* [DATASET ENTRIES]
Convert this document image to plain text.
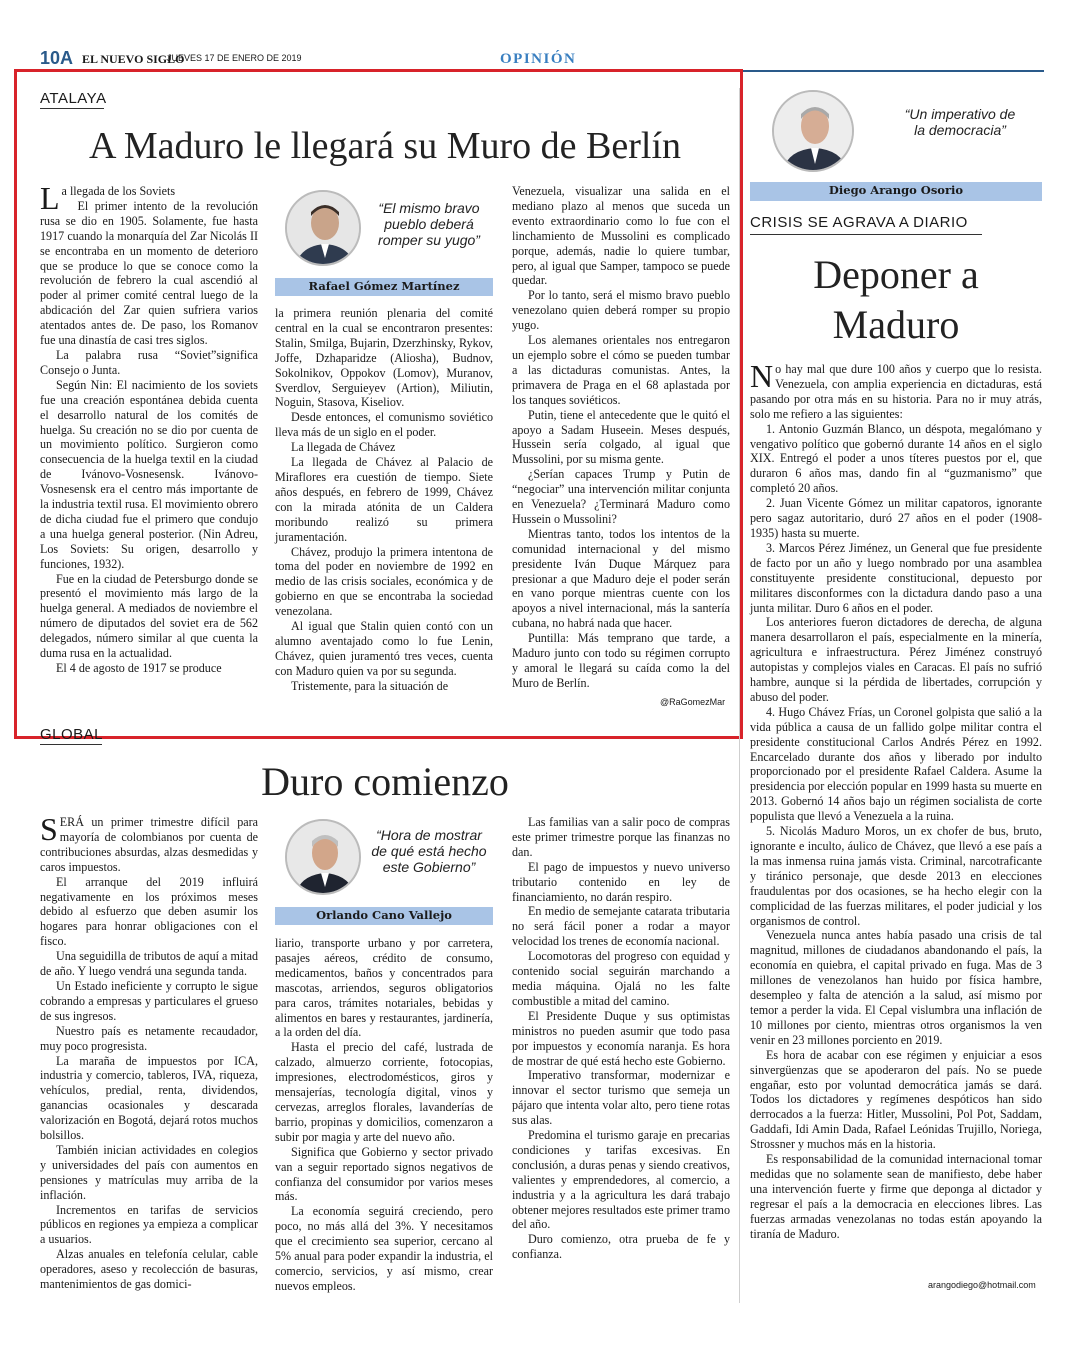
10A EL NUEVO SIGLO
JUEVES 17 DE ENERO DE 2019	OPINIÓN
ATALAYA
A Maduro le llegará su Muro de Berlín
L a llegada de los Soviets

El primer intento de la revolución rusa se dio en 1905. Solamente, fue hasta 1917 cuando la monarquía del Zar Nicolás II se encontraba en un momento de deterioro que se produce lo que se conoce como la revolución de febrero la cual ascendió al poder al primer comité central luego de la abdicación del Zar quien sufriera varios atentados antes de. De paso, los Romanov fue una dinastía de casi tres siglos.

La palabra rusa “Soviet”significa Consejo o Junta.

Según Nin: El nacimiento de los soviets fue una creación espontánea debida cuenta el desarrollo natural de los comités de huelga. Su creación no se dio por cuenta de un movimiento político. Surgieron como consecuencia de la huelga textil en la ciudad de Ivánovo-Vosnesensk. Ivánovo-Vosnesensk era el centro más importante de la industria textil rusa. El movimiento obrero de dicha ciudad fue el primero que condujo a una huelga general posterior. (Nin Adreu, Los Soviets: Su origen, desarrollo y funciones, 1932).

Fue en la ciudad de Petersburgo donde se presentó el movimiento más largo de la huelga general. A mediados de noviembre el número de diputados del soviet era de 562 delegados, número similar al que cuenta la duma rusa en la actualidad.

El 4 de agosto de 1917 se produce

“El mismo bravo pueblo deberá romper su yugo”
Rafael Gómez Martínez

la primera reunión plenaria del comité central en la cual se encontraron presentes: Stalin, Smilga, Bujarin, Dzerzhinsky, Rykov, Joffe, Dzhaparidze (Aliosha), Budnov, Sokolnikov, Oppokov (Lomov), Muranov, Sverdlov, Serguieyev (Artion), Miliutin, Noguin, Stasova, Kiseliov.

Desde entonces, el comunismo soviético lleva más de un siglo en el poder.

La llegada de Chávez

La llegada de Chávez al Palacio de Miraflores era cuestión de tiempo. Siete años después, en febrero de 1999, Chávez con la mirada atónita de un Caldera moribundo realizó su primera juramentación.

Chávez, produjo la primera intentona de toma del poder en noviembre de 1992 en medio de las crisis sociales, económica y de gobierno en que se encontraba la sociedad venezolana.

Al igual que Stalin quien contó con un alumno aventajado como lo fue Lenin, Chávez, quien juramentó tres veces, cuenta con Maduro quien va por su segunda.

Tristemente, para la situación de

Venezuela, visualizar una salida en el mediano plazo al menos que suceda un evento extraordinario como lo fue con el linchamiento de Mussolini es complicado porque, además, nadie lo quiere tumbar, pero, al igual que Samper, tampoco se puede quedar.

Por lo tanto, será el mismo bravo pueblo venezolano quien deberá romper su propio yugo.

Los alemanes orientales nos entregaron un ejemplo sobre el cómo se pueden tumbar a las dictaduras comunistas. Antes, la primavera de Praga en el 68 aplastada por los tanques soviéticos.

Putin, tiene el antecedente que le quitó el apoyo a Sadam Huseein. Meses después, Hussein sería colgado, al igual que Mussolini, por su misma gente.

¿Serían capaces Trump y Putin de “negociar” una intervención militar conjunta en Venezuela? ¿Terminará Maduro como Hussein o Mussolini?

Mientras tanto, todos los intentos de la comunidad internacional y del mismo presidente Iván Duque Márquez para presionar a que Maduro deje el poder serán en vano porque mientras cuente con los apoyos a nivel internacional, más la santería cubana, no habrá nada que hacer.

Puntilla: Más temprano que tarde, a Maduro junto con todo su régimen corrupto y amoral le llegará su caída como la del Muro de Berlín.

@RaGomezMar
“Un imperativo de la democracia”
Diego Arango Osorio
CRISIS SE AGRAVA A DIARIO
Deponer a
Maduro
N o hay mal que dure 100 años y cuerpo que lo resista. Venezuela, con amplia experiencia en dictaduras, está pasando por otra más en su historia. Para no ir muy atrás, solo me refiero a las siguientes:

1. Antonio Guzmán Blanco, un déspota, megalómano y vengativo político que gobernó durante 14 años en el siglo XIX. Entregó el poder a unos títeres puestos por el, que duraron 6 años mas, dando fin al “guzmanismo” que completó 20 años.

2. Juan Vicente Gómez un militar capatoros, ignorante pero sagaz autoritario, duró 27 años en el poder (1908-1935) hasta su muerte.

3. Marcos Pérez Jiménez, un General que fue presidente de facto por un año y luego nombrado por una asamblea constituyente presidente constitucional, depuesto por militares disconformes con la dictadura dando paso a una junta militar. Duro 6 años en el poder.

Los anteriores fueron dictadores de derecha, de alguna manera desarrollaron el país, especialmente en la minería, agricultura e infraestructura. Pérez Jiménez construyó autopistas y complejos viales en Caracas. El país no sufrió hambre, aunque si la pérdida de libertades, corrupción y abuso del poder.

4. Hugo Chávez Frías, un Coronel golpista que salió a la vida pública a causa de un fallido golpe militar contra el presidente constitucional Carlos Andrés Pérez en 1992. Encarcelado durante dos años y liberado por indulto proporcionado por el presidente Rafael Caldera. Asume la presidencia por elección popular en 1999 hasta su muerte en 2013. Gobernó 14 años bajo un régimen socialista de corte populista que llevó a Venezuela a la ruina.

5. Nicolás Maduro Moros, un ex chofer de bus, bruto, ignorante e inculto, áulico de Chávez, que llevó a ese país a la mas inmensa ruina jamás vista. Criminal, narcotraficante y tiránico personaje, que desde 2013 en elecciones fraudulentas por dos ocasiones, se ha hecho elegir con la complicidad de las fuerzas militares, el poder judicial y los organismos de control.

Venezuela nunca antes había pasado una crisis de tal magnitud, millones de ciudadanos abandonando el país, la economía en quiebra, el capital privado en fuga. Mas de 3 millones de venezolanos han huido por física hambre, desempleo y falta de atención a la salud, así mismo por temor a perder la vida. El Cepal vislumbra una inflación de 10 millones por ciento, mientras otros organismos la ven venir en 23 millones porciento en 2019.

Es hora de acabar con ese régimen y enjuiciar a esos sinvergüenzas que se apoderaron del país. No se puede engañar, esto por voluntad democrática jamás se dará. Todos los dictadores y regímenes despóticos han sido derrocados a la fuerza: Hitler, Mussolini, Pol Pot, Saddam, Gaddafi, Idi Amin Dada, Rafael Leónidas Trujillo, Noriega, Strossner y muchos más en la historia.

Es responsabilidad de la comunidad internacional tomar medidas que no solamente sean de manifiesto, debe haber una intervención fuerte y firme que deponga al dictador y regresar el país a la democracia en elecciones libres. Las fuerzas armadas venezolanas no todas están apoyando la tiranía de Maduro.

arangodiego@hotmail.com
GLOBAL
Duro comienzo
S ERÁ un primer trimestre difícil para mayoría de colombianos por cuenta de contribuciones absurdas, alzas desmedidas y caros impuestos.

El arranque del 2019 influirá negativamente en los próximos meses debido al esfuerzo que deben asumir los hogares para honrar obligaciones con el fisco.

Una seguidilla de tributos de aquí a mitad de año. Y luego vendrá una segunda tanda.

Un Estado ineficiente y corrupto le sigue cobrando a empresas y particulares el grueso de sus ingresos.

Nuestro país es netamente recaudador, muy poco progresista.

La maraña de impuestos por ICA, industria y comercio, tableros, IVA, riqueza, vehículos, predial, renta, dividendos, ganancias ocasionales y descarada valorización en Bogotá, dejará rotos muchos bolsillos.

También inician actividades en colegios y universidades del país con aumentos en pensiones y matrículas muy arriba de la inflación.

Incrementos en tarifas de servicios públicos en regiones ya empieza a complicar a usuarios.

Alzas anuales en telefonía celular, cable operadores, aseso y recolección de basuras, mantenimientos de gas domici-

“Hora de mostrar de qué está hecho este Gobierno”
Orlando Cano Vallejo

liario, transporte urbano y por carretera, pasajes aéreos, crédito de consumo, medicamentos, baños y concentrados para mascotas, arriendos, seguros obligatorios para caros, trámites notariales, bebidas y alimentos en bares y restaurantes, jardinería, a la orden del día.

Hasta el precio del café, lustrada de calzado, almuerzo corriente, fotocopias, impresiones, electrodomésticos, giros y mensajerías, tecnología digital, vinos y cervezas, arreglos florales, lavanderías de barrio, propinas y domicilios, comenzaron a subir por magia y arte del nuevo año.

Significa que Gobierno y sector privado van a seguir reportado signos negativos de confianza del consumidor por varios meses más.

La economía seguirá creciendo, pero poco, no más allá del 3%. Y necesitamos que el crecimiento sea superior, cercano al 5% anual para poder expandir la industria, el comercio, servicios, y así mismo, crear nuevos empleos.

Las familias van a salir poco de compras este primer trimestre porque las finanzas no dan.

El pago de impuestos y nuevo universo tributario contenido en ley de financiamiento, no darán respiro.

En medio de semejante catarata tributaria no será fácil poner a rodar a mayor velocidad los trenes de economía nacional.

Locomotoras del progreso con equidad y contenido social seguirán marchando a media máquina. Ojalá no les falte combustible a mitad del camino.

El Presidente Duque y sus optimistas ministros no pueden asumir que todo pasa por impuestos y economía naranja. Es hora de mostrar de qué está hecho este Gobierno.

Imperativo transformar, modernizar e innovar el sector turismo que semeja un pájaro que intenta volar alto, pero tiene rotas sus alas.

Predomina el turismo garaje en precarias condiciones y tarifas excesivas. En conclusión, a duras penas y siendo creativos, valientes y emprendedores, al comercio, a industria y a la agricultura les dará trabajo obtener mejores resultados este primer tramo del año.

Duro comienzo, otra prueba de fe y confianza.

* [REQUIRED TASK]
Copy out all lines from the material above that contain the string "segunda".

* [TASK SOLUTION]
Al igual que Stalin quien contó con un alumno aventajado como lo fue Lenin, Chávez, quien juramentó tres veces, cuenta con Maduro quien va por su segunda.
Una seguidilla de tributos de aquí a mitad de año. Y luego vendrá una segunda tanda.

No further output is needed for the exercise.